----- RECORDS TO USE

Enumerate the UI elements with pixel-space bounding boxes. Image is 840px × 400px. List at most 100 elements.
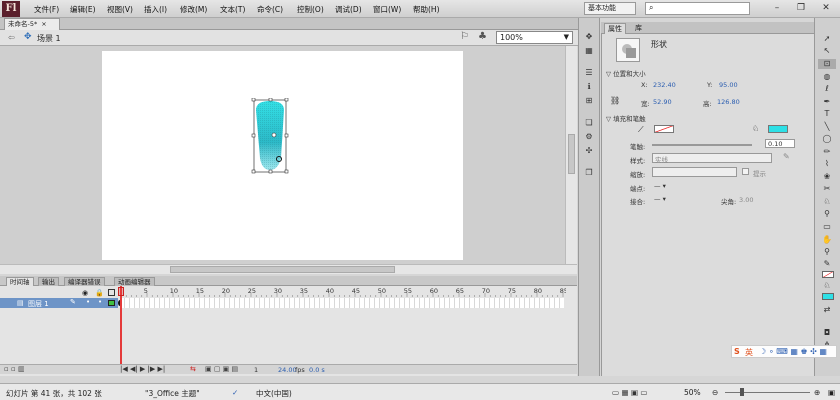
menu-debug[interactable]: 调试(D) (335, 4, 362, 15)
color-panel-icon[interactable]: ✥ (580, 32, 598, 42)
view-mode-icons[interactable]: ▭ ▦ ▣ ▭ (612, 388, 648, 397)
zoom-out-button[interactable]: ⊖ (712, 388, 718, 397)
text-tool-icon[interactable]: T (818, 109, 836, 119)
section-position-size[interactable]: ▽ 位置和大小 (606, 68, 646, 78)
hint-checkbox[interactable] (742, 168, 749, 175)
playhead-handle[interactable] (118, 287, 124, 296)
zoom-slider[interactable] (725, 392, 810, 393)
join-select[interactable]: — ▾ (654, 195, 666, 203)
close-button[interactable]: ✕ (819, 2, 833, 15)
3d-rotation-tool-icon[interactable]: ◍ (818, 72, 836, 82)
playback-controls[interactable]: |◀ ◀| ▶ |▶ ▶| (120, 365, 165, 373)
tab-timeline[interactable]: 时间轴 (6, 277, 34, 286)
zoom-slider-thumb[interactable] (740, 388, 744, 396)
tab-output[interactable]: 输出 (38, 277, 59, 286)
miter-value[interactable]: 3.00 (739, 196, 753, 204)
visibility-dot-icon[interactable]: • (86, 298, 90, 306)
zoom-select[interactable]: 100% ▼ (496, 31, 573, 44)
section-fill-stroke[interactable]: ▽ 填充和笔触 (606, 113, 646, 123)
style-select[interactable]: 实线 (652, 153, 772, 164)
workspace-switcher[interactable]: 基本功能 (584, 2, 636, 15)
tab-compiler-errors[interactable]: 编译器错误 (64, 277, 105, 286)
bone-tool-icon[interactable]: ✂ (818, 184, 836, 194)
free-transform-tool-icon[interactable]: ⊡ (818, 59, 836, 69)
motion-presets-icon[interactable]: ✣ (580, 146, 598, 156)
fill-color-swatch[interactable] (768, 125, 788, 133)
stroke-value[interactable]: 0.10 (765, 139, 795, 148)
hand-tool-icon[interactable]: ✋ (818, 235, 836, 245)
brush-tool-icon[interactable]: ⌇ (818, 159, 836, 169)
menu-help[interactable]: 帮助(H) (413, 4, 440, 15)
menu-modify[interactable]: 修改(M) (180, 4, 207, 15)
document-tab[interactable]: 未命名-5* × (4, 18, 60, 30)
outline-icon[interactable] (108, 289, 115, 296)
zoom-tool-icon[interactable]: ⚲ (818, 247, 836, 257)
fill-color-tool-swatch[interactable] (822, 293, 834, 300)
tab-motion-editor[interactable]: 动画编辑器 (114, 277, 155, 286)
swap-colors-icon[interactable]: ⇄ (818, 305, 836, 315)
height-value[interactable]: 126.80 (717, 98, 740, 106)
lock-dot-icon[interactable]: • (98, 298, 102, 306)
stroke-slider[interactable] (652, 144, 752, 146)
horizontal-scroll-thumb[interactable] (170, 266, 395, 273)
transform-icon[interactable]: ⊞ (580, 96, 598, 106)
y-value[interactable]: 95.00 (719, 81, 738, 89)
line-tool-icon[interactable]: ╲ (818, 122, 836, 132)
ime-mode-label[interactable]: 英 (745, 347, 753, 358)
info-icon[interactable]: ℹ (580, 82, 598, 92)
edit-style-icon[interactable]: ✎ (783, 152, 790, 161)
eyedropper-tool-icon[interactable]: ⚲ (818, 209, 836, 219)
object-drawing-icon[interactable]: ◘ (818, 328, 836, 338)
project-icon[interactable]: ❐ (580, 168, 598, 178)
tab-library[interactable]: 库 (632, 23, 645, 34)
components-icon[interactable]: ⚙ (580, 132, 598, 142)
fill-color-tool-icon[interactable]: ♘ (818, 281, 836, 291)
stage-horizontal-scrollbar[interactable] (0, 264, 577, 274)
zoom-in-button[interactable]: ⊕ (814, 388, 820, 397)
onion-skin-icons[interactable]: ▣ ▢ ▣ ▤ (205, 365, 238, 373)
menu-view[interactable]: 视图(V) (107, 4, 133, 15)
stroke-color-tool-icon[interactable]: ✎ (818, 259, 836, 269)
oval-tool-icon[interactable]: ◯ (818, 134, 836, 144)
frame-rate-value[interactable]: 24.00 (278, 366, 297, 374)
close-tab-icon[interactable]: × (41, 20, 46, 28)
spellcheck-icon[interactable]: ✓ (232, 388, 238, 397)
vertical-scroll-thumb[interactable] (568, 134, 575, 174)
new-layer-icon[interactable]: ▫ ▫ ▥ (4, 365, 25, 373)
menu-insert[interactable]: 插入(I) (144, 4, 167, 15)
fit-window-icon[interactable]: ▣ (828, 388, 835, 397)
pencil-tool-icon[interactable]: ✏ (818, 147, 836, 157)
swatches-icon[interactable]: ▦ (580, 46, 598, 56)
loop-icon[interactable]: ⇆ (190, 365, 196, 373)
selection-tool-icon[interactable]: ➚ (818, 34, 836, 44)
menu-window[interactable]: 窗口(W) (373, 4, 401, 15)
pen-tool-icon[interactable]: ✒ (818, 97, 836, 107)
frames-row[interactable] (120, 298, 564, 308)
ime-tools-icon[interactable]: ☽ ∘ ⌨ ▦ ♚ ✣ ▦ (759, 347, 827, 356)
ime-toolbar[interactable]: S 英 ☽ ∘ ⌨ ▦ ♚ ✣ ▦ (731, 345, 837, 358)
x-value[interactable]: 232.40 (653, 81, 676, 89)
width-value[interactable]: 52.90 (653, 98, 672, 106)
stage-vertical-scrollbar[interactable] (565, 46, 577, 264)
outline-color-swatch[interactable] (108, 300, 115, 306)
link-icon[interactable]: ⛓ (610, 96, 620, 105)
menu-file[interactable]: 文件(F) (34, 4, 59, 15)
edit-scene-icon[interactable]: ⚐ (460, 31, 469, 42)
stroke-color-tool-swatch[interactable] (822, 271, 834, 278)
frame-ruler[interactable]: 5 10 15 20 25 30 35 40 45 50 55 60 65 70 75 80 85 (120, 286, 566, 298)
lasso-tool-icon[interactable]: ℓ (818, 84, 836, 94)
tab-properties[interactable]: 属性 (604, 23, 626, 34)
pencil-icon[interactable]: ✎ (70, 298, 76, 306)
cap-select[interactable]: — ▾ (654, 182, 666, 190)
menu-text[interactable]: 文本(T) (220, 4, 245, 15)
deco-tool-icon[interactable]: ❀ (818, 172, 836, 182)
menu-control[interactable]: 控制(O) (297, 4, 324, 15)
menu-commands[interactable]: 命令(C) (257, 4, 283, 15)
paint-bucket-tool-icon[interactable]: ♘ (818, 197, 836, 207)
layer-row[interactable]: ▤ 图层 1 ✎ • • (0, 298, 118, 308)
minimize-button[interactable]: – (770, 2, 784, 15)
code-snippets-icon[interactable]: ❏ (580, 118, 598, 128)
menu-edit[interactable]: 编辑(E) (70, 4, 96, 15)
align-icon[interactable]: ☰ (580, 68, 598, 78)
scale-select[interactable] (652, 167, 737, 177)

----------

Format every line of the records above as a JSON list of strings, one string per line, leaving out blank lines. Omit the pictures from the answer.

* **SOLUTION FOR THIS EXERCISE**
[
  "Enumerate the UI elements with pixel-space bounding boxes. Image is 840px × 400px. List at most 100 elements.",
  "menu-debug[interactable]: 调试(D) (335, 4, 362, 15)",
  "color-panel-icon[interactable]: ✥ (580, 32, 598, 42)",
  "view-mode-icons[interactable]: ▭ ▦ ▣ ▭ (612, 388, 648, 397)",
  "zoom-out-button[interactable]: ⊖ (712, 388, 718, 397)",
  "text-tool-icon[interactable]: T (818, 109, 836, 119)",
  "section-position-size[interactable]: ▽ 位置和大小 (606, 68, 646, 78)",
  "hint-checkbox[interactable] (742, 168, 749, 175)",
  "playhead-handle[interactable] (118, 287, 124, 296)",
  "zoom-slider[interactable] (725, 392, 810, 393)",
  "join-select[interactable]: — ▾ (654, 195, 666, 203)",
  "close-button[interactable]: ✕ (819, 2, 833, 15)",
  "3d-rotation-tool-icon[interactable]: ◍ (818, 72, 836, 82)",
  "playback-controls[interactable]: |◀ ◀| ▶ |▶ ▶| (120, 365, 165, 373)",
  "tab-timeline[interactable]: 时间轴 (6, 277, 34, 286)",
  "zoom-slider-thumb[interactable] (740, 388, 744, 396)",
  "tab-output[interactable]: 输出 (38, 277, 59, 286)",
  "miter-value[interactable]: 3.00 (739, 196, 753, 204)",
  "visibility-dot-icon[interactable]: • (86, 298, 90, 306)",
  "zoom-select[interactable]: 100% ▼ (496, 31, 573, 44)",
  "section-fill-stroke[interactable]: ▽ 填充和笔触 (606, 113, 646, 123)",
  "style-select[interactable]: 实线 (652, 153, 772, 164)",
  "workspace-switcher[interactable]: 基本功能 (584, 2, 636, 15)",
  "tab-compiler-errors[interactable]: 编译器错误 (64, 277, 105, 286)",
  "bone-tool-icon[interactable]: ✂ (818, 184, 836, 194)",
  "free-transform-tool-icon[interactable]: ⊡ (818, 59, 836, 69)",
  "motion-presets-icon[interactable]: ✣ (580, 146, 598, 156)",
  "fill-color-swatch[interactable] (768, 125, 788, 133)",
  "stroke-value[interactable]: 0.10 (765, 139, 795, 148)",
  "hand-tool-icon[interactable]: ✋ (818, 235, 836, 245)",
  "brush-tool-icon[interactable]: ⌇ (818, 159, 836, 169)",
  "menu-help[interactable]: 帮助(H) (413, 4, 440, 15)",
  "menu-modify[interactable]: 修改(M) (180, 4, 207, 15)",
  "document-tab[interactable]: 未命名-5* × (4, 18, 60, 30)",
  "outline-icon[interactable] (108, 289, 115, 296)",
  "zoom-tool-icon[interactable]: ⚲ (818, 247, 836, 257)",
  "fill-color-tool-swatch[interactable] (822, 293, 834, 300)",
  "tab-motion-editor[interactable]: 动画编辑器 (114, 277, 155, 286)",
  "swap-colors-icon[interactable]: ⇄ (818, 305, 836, 315)",
  "height-value[interactable]: 126.80 (717, 98, 740, 106)",
  "lock-dot-icon[interactable]: • (98, 298, 102, 306)",
  "stroke-slider[interactable] (652, 144, 752, 146)",
  "horizontal-scroll-thumb[interactable] (170, 266, 395, 273)",
  "transform-icon[interactable]: ⊞ (580, 96, 598, 106)",
  "y-value[interactable]: 95.00 (719, 81, 738, 89)",
  "line-tool-icon[interactable]: ╲ (818, 122, 836, 132)",
  "ime-mode-label[interactable]: 英 (745, 347, 753, 358)",
  "info-icon[interactable]: ℹ (580, 82, 598, 92)",
  "edit-style-icon[interactable]: ✎ (783, 152, 790, 161)",
  "eyedropper-tool-icon[interactable]: ⚲ (818, 209, 836, 219)",
  "object-drawing-icon[interactable]: ◘ (818, 328, 836, 338)",
  "project-icon[interactable]: ❐ (580, 168, 598, 178)",
  "tab-library[interactable]: 库 (632, 23, 645, 34)",
  "components-icon[interactable]: ⚙ (580, 132, 598, 142)",
  "fill-color-tool-icon[interactable]: ♘ (818, 281, 836, 291)",
  "stage-horizontal-scrollbar[interactable] (0, 264, 577, 274)",
  "zoom-in-button[interactable]: ⊕ (814, 388, 820, 397)",
  "onion-skin-icons[interactable]: ▣ ▢ ▣ ▤ (205, 365, 238, 373)",
  "menu-view[interactable]: 视图(V) (107, 4, 133, 15)",
  "stroke-color-tool-icon[interactable]: ✎ (818, 259, 836, 269)",
  "oval-tool-icon[interactable]: ◯ (818, 134, 836, 144)",
  "frame-rate-value[interactable]: 24.00 (278, 366, 297, 374)",
  "close-tab-icon[interactable]: × (41, 20, 46, 28)",
  "spellcheck-icon[interactable]: ✓ (232, 388, 238, 397)",
  "vertical-scroll-thumb[interactable] (568, 134, 575, 174)",
  "new-layer-icon[interactable]: ▫ ▫ ▥ (4, 365, 25, 373)",
  "menu-insert[interactable]: 插入(I) (144, 4, 167, 15)",
  "fit-window-icon[interactable]: ▣ (828, 388, 835, 397)",
  "pencil-tool-icon[interactable]: ✏ (818, 147, 836, 157)",
  "swatches-icon[interactable]: ▦ (580, 46, 598, 56)",
  "loop-icon[interactable]: ⇆ (190, 365, 196, 373)",
  "selection-tool-icon[interactable]: ➚ (818, 34, 836, 44)",
  "menu-window[interactable]: 窗口(W) (373, 4, 401, 15)",
  "pen-tool-icon[interactable]: ✒ (818, 97, 836, 107)",
  "frames-row[interactable] (120, 298, 564, 308)",
  "ime-tools-icon[interactable]: ☽ ∘ ⌨ ▦ ♚ ✣ ▦ (759, 347, 827, 356)",
  "ime-toolbar[interactable]: S 英 ☽ ∘ ⌨ ▦ ♚ ✣ ▦ (731, 345, 837, 358)",
  "x-value[interactable]: 232.40 (653, 81, 676, 89)",
  "width-value[interactable]: 52.90 (653, 98, 672, 106)",
  "stage-vertical-scrollbar[interactable] (565, 46, 577, 264)",
  "outline-color-swatch[interactable] (108, 300, 115, 306)",
  "link-icon[interactable]: ⛓ (610, 96, 620, 105)",
  "menu-file[interactable]: 文件(F) (34, 4, 59, 15)",
  "edit-scene-icon[interactable]: ⚐ (460, 31, 469, 42)",
  "stroke-color-tool-swatch[interactable] (822, 271, 834, 278)",
  "frame-ruler[interactable]: 5 10 15 20 25 30 35 40 45 50 55 60 65 70 75 80 85 (120, 286, 566, 298)",
  "lasso-tool-icon[interactable]: ℓ (818, 84, 836, 94)",
  "tab-properties[interactable]: 属性 (604, 23, 626, 34)",
  "pencil-icon[interactable]: ✎ (70, 298, 76, 306)",
  "cap-select[interactable]: — ▾ (654, 182, 666, 190)",
  "menu-text[interactable]: 文本(T) (220, 4, 245, 15)",
  "deco-tool-icon[interactable]: ❀ (818, 172, 836, 182)",
  "menu-control[interactable]: 控制(O) (297, 4, 324, 15)",
  "menu-commands[interactable]: 命令(C) (257, 4, 283, 15)",
  "paint-bucket-tool-icon[interactable]: ♘ (818, 197, 836, 207)",
  "layer-row[interactable]: ▤ 图层 1 ✎ • • (0, 298, 118, 308)",
  "minimize-button[interactable]: – (770, 2, 784, 15)",
  "code-snippets-icon[interactable]: ❏ (580, 118, 598, 128)",
  "menu-edit[interactable]: 编辑(E) (70, 4, 96, 15)",
  "align-icon[interactable]: ☰ (580, 68, 598, 78)",
  "scale-select[interactable] (652, 167, 737, 177)"
]